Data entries
────

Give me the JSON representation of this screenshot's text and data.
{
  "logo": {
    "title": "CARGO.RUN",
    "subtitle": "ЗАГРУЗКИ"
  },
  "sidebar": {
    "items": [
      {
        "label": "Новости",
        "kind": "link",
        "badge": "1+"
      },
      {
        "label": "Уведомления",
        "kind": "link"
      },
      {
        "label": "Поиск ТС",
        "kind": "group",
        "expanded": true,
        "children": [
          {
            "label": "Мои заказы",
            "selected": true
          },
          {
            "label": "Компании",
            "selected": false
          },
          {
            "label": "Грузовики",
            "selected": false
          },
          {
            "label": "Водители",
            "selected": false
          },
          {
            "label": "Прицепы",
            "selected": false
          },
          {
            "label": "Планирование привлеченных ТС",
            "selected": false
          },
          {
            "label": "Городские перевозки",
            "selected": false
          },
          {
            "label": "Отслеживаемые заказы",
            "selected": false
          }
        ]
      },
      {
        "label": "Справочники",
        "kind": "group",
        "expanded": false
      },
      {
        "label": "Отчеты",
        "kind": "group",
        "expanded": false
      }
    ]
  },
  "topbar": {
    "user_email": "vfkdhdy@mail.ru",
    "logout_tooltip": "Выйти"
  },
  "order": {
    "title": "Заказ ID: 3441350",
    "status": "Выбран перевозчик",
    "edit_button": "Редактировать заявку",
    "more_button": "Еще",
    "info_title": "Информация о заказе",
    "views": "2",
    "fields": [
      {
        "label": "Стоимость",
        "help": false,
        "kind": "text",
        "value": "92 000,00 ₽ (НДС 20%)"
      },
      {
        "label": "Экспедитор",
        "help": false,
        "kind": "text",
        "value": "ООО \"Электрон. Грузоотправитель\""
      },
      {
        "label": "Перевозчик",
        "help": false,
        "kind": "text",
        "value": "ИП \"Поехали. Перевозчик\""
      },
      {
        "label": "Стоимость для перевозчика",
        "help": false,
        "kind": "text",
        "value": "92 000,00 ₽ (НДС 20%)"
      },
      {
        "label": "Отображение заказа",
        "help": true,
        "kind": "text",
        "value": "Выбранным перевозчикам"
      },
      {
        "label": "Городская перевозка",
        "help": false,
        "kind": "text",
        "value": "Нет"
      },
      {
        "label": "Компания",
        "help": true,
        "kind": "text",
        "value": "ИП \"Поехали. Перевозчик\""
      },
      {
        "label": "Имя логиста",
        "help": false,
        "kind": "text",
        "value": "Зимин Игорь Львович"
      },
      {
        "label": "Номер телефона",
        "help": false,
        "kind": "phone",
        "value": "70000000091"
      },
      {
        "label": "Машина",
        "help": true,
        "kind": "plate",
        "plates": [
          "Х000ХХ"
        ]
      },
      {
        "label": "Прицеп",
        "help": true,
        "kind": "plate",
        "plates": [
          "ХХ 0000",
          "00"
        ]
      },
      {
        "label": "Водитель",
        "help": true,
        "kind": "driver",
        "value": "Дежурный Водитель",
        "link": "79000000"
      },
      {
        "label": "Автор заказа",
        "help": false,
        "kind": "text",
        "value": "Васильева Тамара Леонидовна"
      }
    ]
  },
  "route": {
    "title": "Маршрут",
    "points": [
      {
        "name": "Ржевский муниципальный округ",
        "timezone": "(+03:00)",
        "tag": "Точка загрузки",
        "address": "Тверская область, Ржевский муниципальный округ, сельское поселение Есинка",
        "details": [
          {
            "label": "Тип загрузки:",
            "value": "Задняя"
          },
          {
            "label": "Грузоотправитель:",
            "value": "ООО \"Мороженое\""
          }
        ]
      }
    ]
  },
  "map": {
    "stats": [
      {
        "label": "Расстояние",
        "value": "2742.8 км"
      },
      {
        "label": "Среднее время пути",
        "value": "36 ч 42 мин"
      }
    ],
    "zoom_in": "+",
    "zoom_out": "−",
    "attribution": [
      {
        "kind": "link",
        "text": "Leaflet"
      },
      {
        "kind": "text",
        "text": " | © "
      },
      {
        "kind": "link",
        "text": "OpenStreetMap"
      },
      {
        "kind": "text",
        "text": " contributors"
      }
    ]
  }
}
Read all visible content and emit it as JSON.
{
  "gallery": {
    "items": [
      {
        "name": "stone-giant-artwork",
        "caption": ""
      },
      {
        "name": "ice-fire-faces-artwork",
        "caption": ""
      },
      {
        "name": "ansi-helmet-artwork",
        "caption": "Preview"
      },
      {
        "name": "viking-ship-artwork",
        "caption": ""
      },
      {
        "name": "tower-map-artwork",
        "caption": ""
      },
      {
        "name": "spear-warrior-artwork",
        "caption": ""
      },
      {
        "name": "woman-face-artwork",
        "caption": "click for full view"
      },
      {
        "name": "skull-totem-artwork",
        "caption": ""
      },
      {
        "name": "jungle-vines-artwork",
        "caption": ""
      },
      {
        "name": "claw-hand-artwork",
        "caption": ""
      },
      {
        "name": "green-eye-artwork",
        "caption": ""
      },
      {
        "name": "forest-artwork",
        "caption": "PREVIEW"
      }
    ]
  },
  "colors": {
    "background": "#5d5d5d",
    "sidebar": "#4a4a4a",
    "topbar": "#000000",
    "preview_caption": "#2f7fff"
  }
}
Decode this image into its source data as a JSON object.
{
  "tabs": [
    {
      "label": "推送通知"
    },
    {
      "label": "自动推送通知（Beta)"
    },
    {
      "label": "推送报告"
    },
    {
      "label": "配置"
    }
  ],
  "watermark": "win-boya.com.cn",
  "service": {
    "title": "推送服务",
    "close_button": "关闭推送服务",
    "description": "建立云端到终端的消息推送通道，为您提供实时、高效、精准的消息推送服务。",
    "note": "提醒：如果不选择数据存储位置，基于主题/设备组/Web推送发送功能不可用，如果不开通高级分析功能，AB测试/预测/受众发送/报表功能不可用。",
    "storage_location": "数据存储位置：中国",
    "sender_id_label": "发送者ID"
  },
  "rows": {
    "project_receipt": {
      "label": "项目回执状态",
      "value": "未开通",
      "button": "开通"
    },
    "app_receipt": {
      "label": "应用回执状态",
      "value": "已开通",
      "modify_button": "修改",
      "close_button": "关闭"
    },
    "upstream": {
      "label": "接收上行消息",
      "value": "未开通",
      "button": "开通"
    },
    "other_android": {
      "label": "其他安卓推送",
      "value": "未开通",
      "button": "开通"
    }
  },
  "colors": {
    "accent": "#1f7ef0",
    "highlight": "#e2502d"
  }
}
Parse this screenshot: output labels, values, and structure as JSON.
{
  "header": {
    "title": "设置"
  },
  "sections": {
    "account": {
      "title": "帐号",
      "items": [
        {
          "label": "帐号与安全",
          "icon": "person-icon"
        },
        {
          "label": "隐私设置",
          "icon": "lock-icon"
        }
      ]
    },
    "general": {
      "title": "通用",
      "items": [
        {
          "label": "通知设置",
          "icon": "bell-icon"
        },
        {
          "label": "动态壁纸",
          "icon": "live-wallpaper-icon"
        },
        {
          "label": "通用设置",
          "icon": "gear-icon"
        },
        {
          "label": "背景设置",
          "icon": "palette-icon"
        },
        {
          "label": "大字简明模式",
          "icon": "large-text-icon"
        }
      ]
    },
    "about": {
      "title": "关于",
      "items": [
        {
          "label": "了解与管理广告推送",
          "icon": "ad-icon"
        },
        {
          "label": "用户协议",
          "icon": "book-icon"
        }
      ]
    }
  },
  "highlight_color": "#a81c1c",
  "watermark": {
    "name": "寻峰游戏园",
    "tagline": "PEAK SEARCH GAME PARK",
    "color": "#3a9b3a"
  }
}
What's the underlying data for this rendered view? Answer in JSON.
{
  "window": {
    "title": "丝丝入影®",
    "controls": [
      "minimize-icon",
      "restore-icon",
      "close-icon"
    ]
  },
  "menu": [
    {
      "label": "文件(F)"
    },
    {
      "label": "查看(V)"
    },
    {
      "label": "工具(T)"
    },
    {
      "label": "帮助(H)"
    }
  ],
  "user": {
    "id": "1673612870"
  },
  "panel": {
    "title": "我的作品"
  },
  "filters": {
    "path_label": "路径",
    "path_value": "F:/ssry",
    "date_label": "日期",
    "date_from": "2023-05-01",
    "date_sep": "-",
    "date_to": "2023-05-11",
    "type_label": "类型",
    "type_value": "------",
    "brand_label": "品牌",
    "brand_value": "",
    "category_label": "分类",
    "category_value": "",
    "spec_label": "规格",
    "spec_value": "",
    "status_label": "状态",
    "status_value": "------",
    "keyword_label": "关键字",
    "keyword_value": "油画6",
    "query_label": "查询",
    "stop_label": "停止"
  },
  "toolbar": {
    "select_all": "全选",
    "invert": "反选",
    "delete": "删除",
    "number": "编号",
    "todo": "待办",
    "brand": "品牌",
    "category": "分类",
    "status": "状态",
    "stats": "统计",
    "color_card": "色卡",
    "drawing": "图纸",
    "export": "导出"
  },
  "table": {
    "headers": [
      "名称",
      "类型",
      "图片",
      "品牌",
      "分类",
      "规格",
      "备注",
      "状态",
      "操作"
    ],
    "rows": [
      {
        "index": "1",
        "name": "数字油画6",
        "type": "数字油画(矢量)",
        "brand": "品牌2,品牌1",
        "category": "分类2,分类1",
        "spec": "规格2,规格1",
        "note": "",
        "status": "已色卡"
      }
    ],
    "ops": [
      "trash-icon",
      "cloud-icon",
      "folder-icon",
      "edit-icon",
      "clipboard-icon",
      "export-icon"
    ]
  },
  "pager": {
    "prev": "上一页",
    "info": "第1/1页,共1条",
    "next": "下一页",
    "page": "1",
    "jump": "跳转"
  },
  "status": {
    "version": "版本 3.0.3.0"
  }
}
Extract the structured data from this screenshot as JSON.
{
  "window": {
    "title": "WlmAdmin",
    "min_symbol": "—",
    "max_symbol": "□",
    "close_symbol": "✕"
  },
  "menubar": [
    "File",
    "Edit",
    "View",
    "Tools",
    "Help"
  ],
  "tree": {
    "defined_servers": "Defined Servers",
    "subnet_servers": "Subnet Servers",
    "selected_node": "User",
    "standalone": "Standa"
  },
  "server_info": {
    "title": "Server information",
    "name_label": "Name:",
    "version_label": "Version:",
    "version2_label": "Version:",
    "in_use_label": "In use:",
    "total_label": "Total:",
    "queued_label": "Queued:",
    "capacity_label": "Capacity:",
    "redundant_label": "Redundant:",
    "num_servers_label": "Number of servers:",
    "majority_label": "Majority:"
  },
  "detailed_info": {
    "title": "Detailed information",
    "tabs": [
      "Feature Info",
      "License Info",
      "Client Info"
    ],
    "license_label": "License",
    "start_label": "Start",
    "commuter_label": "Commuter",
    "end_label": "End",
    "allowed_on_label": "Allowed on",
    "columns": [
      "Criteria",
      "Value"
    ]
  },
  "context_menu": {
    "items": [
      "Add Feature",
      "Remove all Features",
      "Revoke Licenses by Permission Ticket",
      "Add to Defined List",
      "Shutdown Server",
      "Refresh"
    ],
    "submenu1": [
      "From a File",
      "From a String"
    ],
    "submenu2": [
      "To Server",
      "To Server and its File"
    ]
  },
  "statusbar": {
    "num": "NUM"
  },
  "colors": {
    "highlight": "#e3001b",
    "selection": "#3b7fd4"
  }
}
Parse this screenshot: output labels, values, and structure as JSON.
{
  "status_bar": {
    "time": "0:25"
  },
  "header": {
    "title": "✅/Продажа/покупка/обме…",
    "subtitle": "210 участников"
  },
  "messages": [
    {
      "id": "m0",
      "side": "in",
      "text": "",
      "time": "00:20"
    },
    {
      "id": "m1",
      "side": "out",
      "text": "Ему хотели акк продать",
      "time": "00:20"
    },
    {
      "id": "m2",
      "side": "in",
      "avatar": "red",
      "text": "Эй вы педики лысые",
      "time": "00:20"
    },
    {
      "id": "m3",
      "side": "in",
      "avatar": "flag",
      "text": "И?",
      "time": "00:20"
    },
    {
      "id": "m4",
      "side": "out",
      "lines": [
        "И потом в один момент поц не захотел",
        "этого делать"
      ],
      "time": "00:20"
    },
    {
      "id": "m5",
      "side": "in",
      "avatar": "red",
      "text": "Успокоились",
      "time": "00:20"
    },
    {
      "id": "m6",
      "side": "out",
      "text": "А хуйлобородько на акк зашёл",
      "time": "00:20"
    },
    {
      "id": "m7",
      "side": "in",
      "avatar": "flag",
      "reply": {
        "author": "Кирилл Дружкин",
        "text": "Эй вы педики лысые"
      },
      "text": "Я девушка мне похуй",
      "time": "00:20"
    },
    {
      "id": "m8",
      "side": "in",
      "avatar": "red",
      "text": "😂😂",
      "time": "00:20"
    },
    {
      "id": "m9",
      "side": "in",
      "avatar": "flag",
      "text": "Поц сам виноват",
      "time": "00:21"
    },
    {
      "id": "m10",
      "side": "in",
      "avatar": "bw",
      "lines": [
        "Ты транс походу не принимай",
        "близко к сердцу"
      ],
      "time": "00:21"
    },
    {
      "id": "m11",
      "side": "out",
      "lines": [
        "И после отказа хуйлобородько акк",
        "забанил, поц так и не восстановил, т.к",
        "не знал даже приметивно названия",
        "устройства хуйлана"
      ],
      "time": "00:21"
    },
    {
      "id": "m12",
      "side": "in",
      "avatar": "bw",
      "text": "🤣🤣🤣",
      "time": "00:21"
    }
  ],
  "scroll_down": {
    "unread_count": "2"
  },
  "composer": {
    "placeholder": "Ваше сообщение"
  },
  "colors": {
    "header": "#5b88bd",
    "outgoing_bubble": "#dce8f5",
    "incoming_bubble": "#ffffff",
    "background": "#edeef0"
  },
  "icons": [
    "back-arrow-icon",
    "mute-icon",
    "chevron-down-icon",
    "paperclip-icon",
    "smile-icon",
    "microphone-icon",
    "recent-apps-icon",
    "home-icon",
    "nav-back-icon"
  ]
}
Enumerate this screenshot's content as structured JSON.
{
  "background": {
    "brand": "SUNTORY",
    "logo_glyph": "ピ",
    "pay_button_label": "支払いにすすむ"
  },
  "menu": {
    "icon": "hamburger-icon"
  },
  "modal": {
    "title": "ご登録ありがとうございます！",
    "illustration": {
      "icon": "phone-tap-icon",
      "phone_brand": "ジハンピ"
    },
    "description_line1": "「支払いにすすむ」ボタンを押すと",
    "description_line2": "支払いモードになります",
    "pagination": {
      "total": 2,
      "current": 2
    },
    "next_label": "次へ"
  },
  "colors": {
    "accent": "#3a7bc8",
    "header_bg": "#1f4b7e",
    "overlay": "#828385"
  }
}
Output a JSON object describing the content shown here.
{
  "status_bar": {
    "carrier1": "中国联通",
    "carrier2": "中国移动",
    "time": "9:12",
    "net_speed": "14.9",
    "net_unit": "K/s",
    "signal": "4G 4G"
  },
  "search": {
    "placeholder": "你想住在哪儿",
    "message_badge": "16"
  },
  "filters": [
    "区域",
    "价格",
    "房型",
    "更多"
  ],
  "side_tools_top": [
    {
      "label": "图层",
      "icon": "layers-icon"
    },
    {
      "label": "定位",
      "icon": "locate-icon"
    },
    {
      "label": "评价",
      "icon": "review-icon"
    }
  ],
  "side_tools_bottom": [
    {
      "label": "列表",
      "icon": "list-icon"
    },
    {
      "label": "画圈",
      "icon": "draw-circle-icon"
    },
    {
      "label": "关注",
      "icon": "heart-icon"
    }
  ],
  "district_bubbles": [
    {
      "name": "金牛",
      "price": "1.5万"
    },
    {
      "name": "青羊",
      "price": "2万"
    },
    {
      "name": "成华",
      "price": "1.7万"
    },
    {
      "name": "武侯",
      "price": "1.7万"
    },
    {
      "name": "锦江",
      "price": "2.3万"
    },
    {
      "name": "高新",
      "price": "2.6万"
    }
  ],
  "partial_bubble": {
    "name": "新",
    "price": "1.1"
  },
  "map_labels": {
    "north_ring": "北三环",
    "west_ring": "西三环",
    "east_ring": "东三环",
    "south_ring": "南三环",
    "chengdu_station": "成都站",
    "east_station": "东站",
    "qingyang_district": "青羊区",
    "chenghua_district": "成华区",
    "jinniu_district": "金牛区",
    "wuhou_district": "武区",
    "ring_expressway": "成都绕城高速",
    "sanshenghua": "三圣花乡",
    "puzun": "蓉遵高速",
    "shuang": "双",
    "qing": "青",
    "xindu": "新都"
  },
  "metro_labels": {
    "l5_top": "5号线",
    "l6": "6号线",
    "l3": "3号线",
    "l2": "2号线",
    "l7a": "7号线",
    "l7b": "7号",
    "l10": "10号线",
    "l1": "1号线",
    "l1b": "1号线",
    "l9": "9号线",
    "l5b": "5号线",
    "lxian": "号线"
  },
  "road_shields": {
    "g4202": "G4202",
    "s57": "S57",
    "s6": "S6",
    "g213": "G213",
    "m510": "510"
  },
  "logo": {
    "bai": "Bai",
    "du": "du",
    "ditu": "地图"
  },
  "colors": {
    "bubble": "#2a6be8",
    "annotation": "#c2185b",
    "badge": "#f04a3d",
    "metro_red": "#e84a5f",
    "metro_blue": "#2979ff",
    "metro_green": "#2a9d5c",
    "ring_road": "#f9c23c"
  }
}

────

WHAT THE EXERCISE ASKS: Figure out how many lines of the data above include "округ", then give the number and nothing more.

RESULT OF THE TASK: 2